== Recorded information
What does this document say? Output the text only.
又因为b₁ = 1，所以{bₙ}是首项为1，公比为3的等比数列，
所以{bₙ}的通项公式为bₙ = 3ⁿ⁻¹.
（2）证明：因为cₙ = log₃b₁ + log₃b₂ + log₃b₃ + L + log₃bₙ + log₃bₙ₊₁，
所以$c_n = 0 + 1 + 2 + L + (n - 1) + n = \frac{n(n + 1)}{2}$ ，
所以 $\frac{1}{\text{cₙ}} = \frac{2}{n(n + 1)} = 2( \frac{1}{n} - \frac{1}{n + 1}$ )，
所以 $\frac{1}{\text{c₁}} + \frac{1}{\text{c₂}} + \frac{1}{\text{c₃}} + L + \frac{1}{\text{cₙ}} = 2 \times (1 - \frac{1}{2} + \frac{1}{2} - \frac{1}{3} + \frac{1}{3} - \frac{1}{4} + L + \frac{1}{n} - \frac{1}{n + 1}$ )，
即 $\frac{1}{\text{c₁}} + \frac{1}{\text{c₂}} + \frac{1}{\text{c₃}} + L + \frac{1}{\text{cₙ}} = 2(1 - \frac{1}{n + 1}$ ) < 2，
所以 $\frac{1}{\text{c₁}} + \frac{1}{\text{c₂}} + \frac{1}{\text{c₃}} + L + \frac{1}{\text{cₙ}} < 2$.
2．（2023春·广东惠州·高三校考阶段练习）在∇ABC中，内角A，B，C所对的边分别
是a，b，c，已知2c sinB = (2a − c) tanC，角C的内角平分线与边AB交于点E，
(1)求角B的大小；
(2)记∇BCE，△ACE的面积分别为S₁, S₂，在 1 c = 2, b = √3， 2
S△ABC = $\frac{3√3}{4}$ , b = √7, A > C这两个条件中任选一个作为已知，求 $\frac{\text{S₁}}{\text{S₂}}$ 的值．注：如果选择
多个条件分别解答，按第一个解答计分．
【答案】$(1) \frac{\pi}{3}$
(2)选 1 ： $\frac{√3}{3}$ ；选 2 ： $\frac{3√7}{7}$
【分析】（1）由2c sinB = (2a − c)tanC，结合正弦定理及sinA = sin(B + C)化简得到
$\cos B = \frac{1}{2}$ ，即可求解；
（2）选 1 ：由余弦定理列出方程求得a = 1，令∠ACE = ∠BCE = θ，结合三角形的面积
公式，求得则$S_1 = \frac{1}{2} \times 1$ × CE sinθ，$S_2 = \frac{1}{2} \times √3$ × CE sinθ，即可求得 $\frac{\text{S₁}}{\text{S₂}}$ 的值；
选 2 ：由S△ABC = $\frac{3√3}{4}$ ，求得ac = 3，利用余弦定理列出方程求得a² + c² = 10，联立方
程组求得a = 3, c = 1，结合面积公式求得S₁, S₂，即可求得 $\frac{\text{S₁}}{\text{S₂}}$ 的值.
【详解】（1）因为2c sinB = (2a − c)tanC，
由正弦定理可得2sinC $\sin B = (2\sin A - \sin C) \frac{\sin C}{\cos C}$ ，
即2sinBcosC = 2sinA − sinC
====
▶ What to do
Would you restate each of the entries word for word?

▶ Solution to the exercise
What does this document say? Output the text only.
又因为b₁ = 1，所以{bₙ}是首项为1，公比为3的等比数列，
所以{bₙ}的通项公式为bₙ = 3ⁿ⁻¹.
（2）证明：因为cₙ = log₃b₁ + log₃b₂ + log₃b₃ + L + log₃bₙ + log₃bₙ₊₁，
所以$c_n = 0 + 1 + 2 + L + (n - 1) + n = \frac{n(n + 1)}{2}$ ，
所以 $\frac{1}{\text{cₙ}} = \frac{2}{n(n + 1)} = 2( \frac{1}{n} - \frac{1}{n + 1}$ )，
所以 $\frac{1}{\text{c₁}} + \frac{1}{\text{c₂}} + \frac{1}{\text{c₃}} + L + \frac{1}{\text{cₙ}} = 2 \times (1 - \frac{1}{2} + \frac{1}{2} - \frac{1}{3} + \frac{1}{3} - \frac{1}{4} + L + \frac{1}{n} - \frac{1}{n + 1}$ )，
即 $\frac{1}{\text{c₁}} + \frac{1}{\text{c₂}} + \frac{1}{\text{c₃}} + L + \frac{1}{\text{cₙ}} = 2(1 - \frac{1}{n + 1}$ ) < 2，
所以 $\frac{1}{\text{c₁}} + \frac{1}{\text{c₂}} + \frac{1}{\text{c₃}} + L + \frac{1}{\text{cₙ}} < 2$.
2．（2023春·广东惠州·高三校考阶段练习）在∇ABC中，内角A，B，C所对的边分别
是a，b，c，已知2c sinB = (2a − c) tanC，角C的内角平分线与边AB交于点E，
(1)求角B的大小；
(2)记∇BCE，△ACE的面积分别为S₁, S₂，在 1 c = 2, b = √3， 2
S△ABC = $\frac{3√3}{4}$ , b = √7, A > C这两个条件中任选一个作为已知，求 $\frac{\text{S₁}}{\text{S₂}}$ 的值．注：如果选择
多个条件分别解答，按第一个解答计分．
【答案】$(1) \frac{\pi}{3}$
(2)选 1 ： $\frac{√3}{3}$ ；选 2 ： $\frac{3√7}{7}$
【分析】（1）由2c sinB = (2a − c)tanC，结合正弦定理及sinA = sin(B + C)化简得到
$\cos B = \frac{1}{2}$ ，即可求解；
（2）选 1 ：由余弦定理列出方程求得a = 1，令∠ACE = ∠BCE = θ，结合三角形的面积
公式，求得则$S_1 = \frac{1}{2} \times 1$ × CE sinθ，$S_2 = \frac{1}{2} \times √3$ × CE sinθ，即可求得 $\frac{\text{S₁}}{\text{S₂}}$ 的值；
选 2 ：由S△ABC = $\frac{3√3}{4}$ ，求得ac = 3，利用余弦定理列出方程求得a² + c² = 10，联立方
程组求得a = 3, c = 1，结合面积公式求得S₁, S₂，即可求得 $\frac{\text{S₁}}{\text{S₂}}$ 的值.
【详解】（1）因为2c sinB = (2a − c)tanC，
由正弦定理可得2sinC $\sin B = (2\sin A - \sin C) \frac{\sin C}{\cos C}$ ，
即2sinBcosC = 2sinA − sinC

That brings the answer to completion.